• **TASK TO COMPLETE**
The material below should be written out in full and exactly; pictures stay out of the copy.

──────────

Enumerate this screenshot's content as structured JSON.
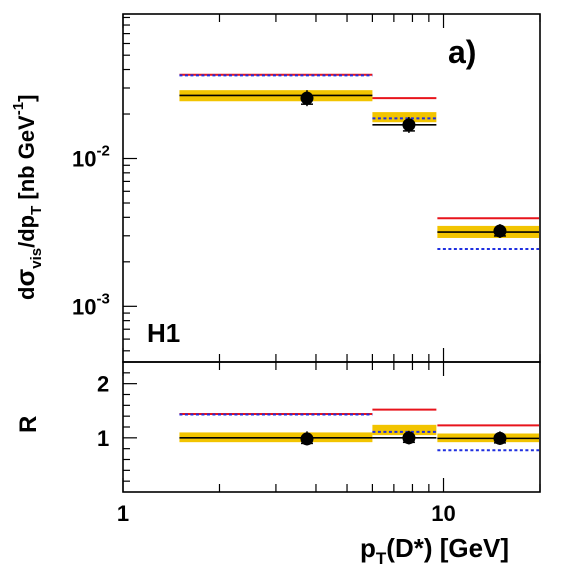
{
  "chart_data": {
    "type": "scatter",
    "xlabel_main": "p",
    "xlabel_sub": "T",
    "xlabel_rest": "(D*) [GeV]",
    "x_ticks": [
      "1",
      "10"
    ],
    "xlim": [
      1,
      20
    ],
    "xscale": "log",
    "colors": {
      "band": "#f2c400",
      "red": "#e8141c",
      "blue": "#1f2fe0",
      "data": "#000000"
    },
    "panels": [
      {
        "name": "cross-section",
        "ylabel": "dσ_vis/dp_T [nb GeV^-1]",
        "ylabel_parts": {
          "d": "d",
          "sigma": "σ",
          "vis": "vis",
          "mid": "/dp",
          "T": "T",
          "unit": " [nb GeV",
          "exp": "-1",
          "close": "]"
        },
        "yscale": "log",
        "ylim": [
          0.00042,
          0.095
        ],
        "y_ticks": [
          {
            "base": "10",
            "exp": "-2",
            "value": 0.01
          },
          {
            "base": "10",
            "exp": "-3",
            "value": 0.001
          }
        ],
        "labels": {
          "experiment": "H1",
          "panel": "a)"
        },
        "bins": [
          {
            "xlo": 1.5,
            "xhi": 6.0,
            "x": 3.75,
            "y": 0.0256,
            "err_lo": 0.0226,
            "err_hi": 0.029,
            "nlo": 0.0267,
            "band": [
              0.0244,
              0.029
            ],
            "red": 0.0369,
            "blue": 0.0365
          },
          {
            "xlo": 6.0,
            "xhi": 9.5,
            "x": 7.8,
            "y": 0.0169,
            "err_lo": 0.0149,
            "err_hi": 0.0191,
            "nlo": 0.0169,
            "band": [
              0.0176,
              0.0206
            ],
            "red": 0.0256,
            "blue": 0.0187
          },
          {
            "xlo": 9.5,
            "xhi": 20.0,
            "x": 15.0,
            "y": 0.00323,
            "err_lo": 0.0029,
            "err_hi": 0.0036,
            "nlo": 0.00318,
            "band": [
              0.0029,
              0.0035
            ],
            "red": 0.00394,
            "blue": 0.00244
          }
        ]
      },
      {
        "name": "ratio",
        "ylabel": "R",
        "ylim": [
          0,
          2.4
        ],
        "y_ticks": [
          {
            "label": "1",
            "value": 1
          },
          {
            "label": "2",
            "value": 2
          }
        ],
        "bins": [
          {
            "xlo": 1.5,
            "xhi": 6.0,
            "x": 3.75,
            "y": 0.98,
            "err_lo": 0.86,
            "err_hi": 1.12,
            "nlo": 1.0,
            "band": [
              0.92,
              1.1
            ],
            "red": 1.44,
            "blue": 1.43
          },
          {
            "xlo": 6.0,
            "xhi": 9.5,
            "x": 7.8,
            "y": 1.0,
            "err_lo": 0.88,
            "err_hi": 1.13,
            "nlo": 1.0,
            "band": [
              1.05,
              1.24
            ],
            "red": 1.52,
            "blue": 1.11
          },
          {
            "xlo": 9.5,
            "xhi": 20.0,
            "x": 15.0,
            "y": 0.99,
            "err_lo": 0.87,
            "err_hi": 1.12,
            "nlo": 0.99,
            "band": [
              0.92,
              1.08
            ],
            "red": 1.23,
            "blue": 0.77
          }
        ]
      }
    ]
  }
}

──────────

• **FINISHED TASK**
Enumerate this screenshot's content as structured JSON.
{
  "chart_data": {
    "type": "scatter",
    "xlabel_main": "p",
    "xlabel_sub": "T",
    "xlabel_rest": "(D*) [GeV]",
    "x_ticks": [
      "1",
      "10"
    ],
    "xlim": [
      1,
      20
    ],
    "xscale": "log",
    "colors": {
      "band": "#f2c400",
      "red": "#e8141c",
      "blue": "#1f2fe0",
      "data": "#000000"
    },
    "panels": [
      {
        "name": "cross-section",
        "ylabel": "dσ_vis/dp_T [nb GeV^-1]",
        "ylabel_parts": {
          "d": "d",
          "sigma": "σ",
          "vis": "vis",
          "mid": "/dp",
          "T": "T",
          "unit": " [nb GeV",
          "exp": "-1",
          "close": "]"
        },
        "yscale": "log",
        "ylim": [
          0.00042,
          0.095
        ],
        "y_ticks": [
          {
            "base": "10",
            "exp": "-2",
            "value": 0.01
          },
          {
            "base": "10",
            "exp": "-3",
            "value": 0.001
          }
        ],
        "labels": {
          "experiment": "H1",
          "panel": "a)"
        },
        "bins": [
          {
            "xlo": 1.5,
            "xhi": 6.0,
            "x": 3.75,
            "y": 0.0256,
            "err_lo": 0.0226,
            "err_hi": 0.029,
            "nlo": 0.0267,
            "band": [
              0.0244,
              0.029
            ],
            "red": 0.0369,
            "blue": 0.0365
          },
          {
            "xlo": 6.0,
            "xhi": 9.5,
            "x": 7.8,
            "y": 0.0169,
            "err_lo": 0.0149,
            "err_hi": 0.0191,
            "nlo": 0.0169,
            "band": [
              0.0176,
              0.0206
            ],
            "red": 0.0256,
            "blue": 0.0187
          },
          {
            "xlo": 9.5,
            "xhi": 20.0,
            "x": 15.0,
            "y": 0.00323,
            "err_lo": 0.0029,
            "err_hi": 0.0036,
            "nlo": 0.00318,
            "band": [
              0.0029,
              0.0035
            ],
            "red": 0.00394,
            "blue": 0.00244
          }
        ]
      },
      {
        "name": "ratio",
        "ylabel": "R",
        "ylim": [
          0,
          2.4
        ],
        "y_ticks": [
          {
            "label": "1",
            "value": 1
          },
          {
            "label": "2",
            "value": 2
          }
        ],
        "bins": [
          {
            "xlo": 1.5,
            "xhi": 6.0,
            "x": 3.75,
            "y": 0.98,
            "err_lo": 0.86,
            "err_hi": 1.12,
            "nlo": 1.0,
            "band": [
              0.92,
              1.1
            ],
            "red": 1.44,
            "blue": 1.43
          },
          {
            "xlo": 6.0,
            "xhi": 9.5,
            "x": 7.8,
            "y": 1.0,
            "err_lo": 0.88,
            "err_hi": 1.13,
            "nlo": 1.0,
            "band": [
              1.05,
              1.24
            ],
            "red": 1.52,
            "blue": 1.11
          },
          {
            "xlo": 9.5,
            "xhi": 20.0,
            "x": 15.0,
            "y": 0.99,
            "err_lo": 0.87,
            "err_hi": 1.12,
            "nlo": 0.99,
            "band": [
              0.92,
              1.08
            ],
            "red": 1.23,
            "blue": 0.77
          }
        ]
      }
    ]
  }
}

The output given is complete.